Segment Open
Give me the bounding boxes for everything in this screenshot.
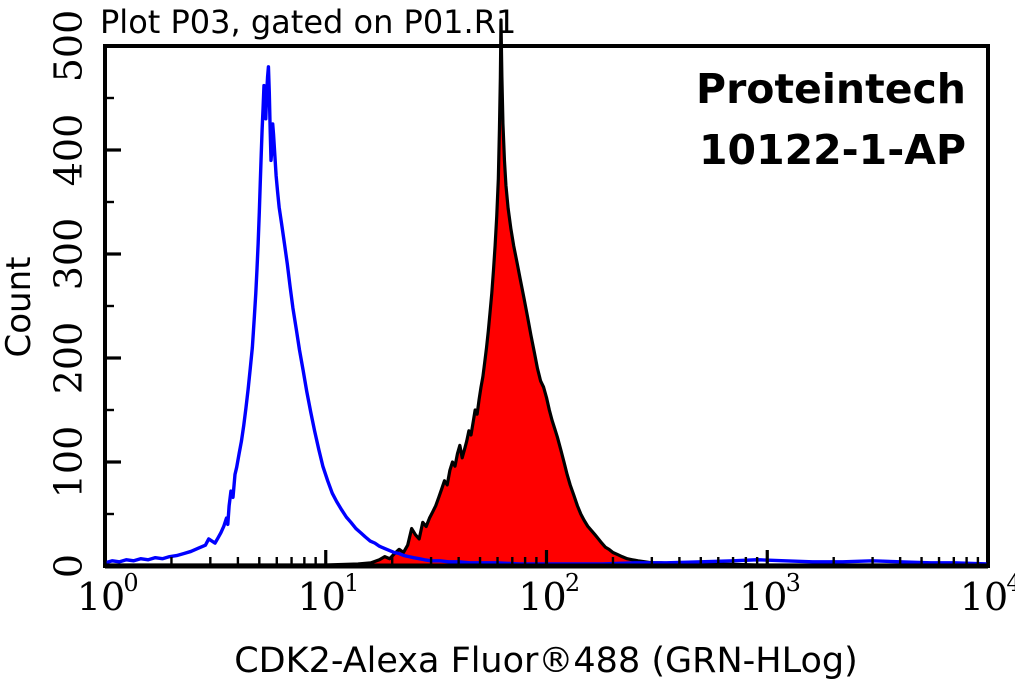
svg-text:10: 10 — [960, 575, 1008, 619]
svg-text:3: 3 — [786, 569, 801, 597]
chart-canvas: 100101102103104 0100200300400500 CDK2-Al… — [0, 0, 1015, 683]
y-tick-label-3: 300 — [47, 218, 91, 291]
svg-text:0: 0 — [123, 569, 138, 597]
x-tick-label-1: 101 — [298, 569, 360, 619]
x-axis-label: CDK2-Alexa Fluor®488 (GRN-HLog) — [234, 641, 858, 681]
brand-label: Proteintech — [696, 65, 966, 113]
svg-text:2: 2 — [565, 569, 580, 597]
y-tick-label-5: 500 — [47, 10, 91, 83]
svg-text:10: 10 — [77, 575, 125, 619]
x-axis-tick-labels: 100101102103104 — [77, 569, 1015, 619]
svg-text:10: 10 — [518, 575, 566, 619]
catalog-number-label: 10122-1-AP — [699, 126, 966, 174]
flow-cytometry-histogram-figure: 100101102103104 0100200300400500 CDK2-Al… — [0, 0, 1015, 683]
y-axis-label: Count — [0, 257, 39, 358]
x-tick-label-3: 103 — [739, 569, 801, 619]
y-tick-label-2: 200 — [47, 322, 91, 395]
x-tick-label-2: 102 — [518, 569, 580, 619]
y-tick-label-1: 100 — [47, 426, 91, 499]
y-axis-tick-labels: 0100200300400500 — [47, 10, 91, 578]
y-tick-label-4: 400 — [47, 114, 91, 187]
svg-text:10: 10 — [739, 575, 787, 619]
y-axis-ticks — [105, 46, 121, 566]
svg-text:10: 10 — [298, 575, 346, 619]
svg-text:1: 1 — [344, 569, 359, 597]
x-tick-label-4: 104 — [960, 569, 1015, 619]
y-tick-label-0: 0 — [47, 554, 91, 578]
plot-title: Plot P03, gated on P01.R1 — [100, 3, 516, 41]
svg-text:4: 4 — [1006, 569, 1015, 597]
Segment Closed
**Task requirements**:
Respond with a number only, the count of lines in the entries where the string "labels" occurs.

**Result of this exercise**:
2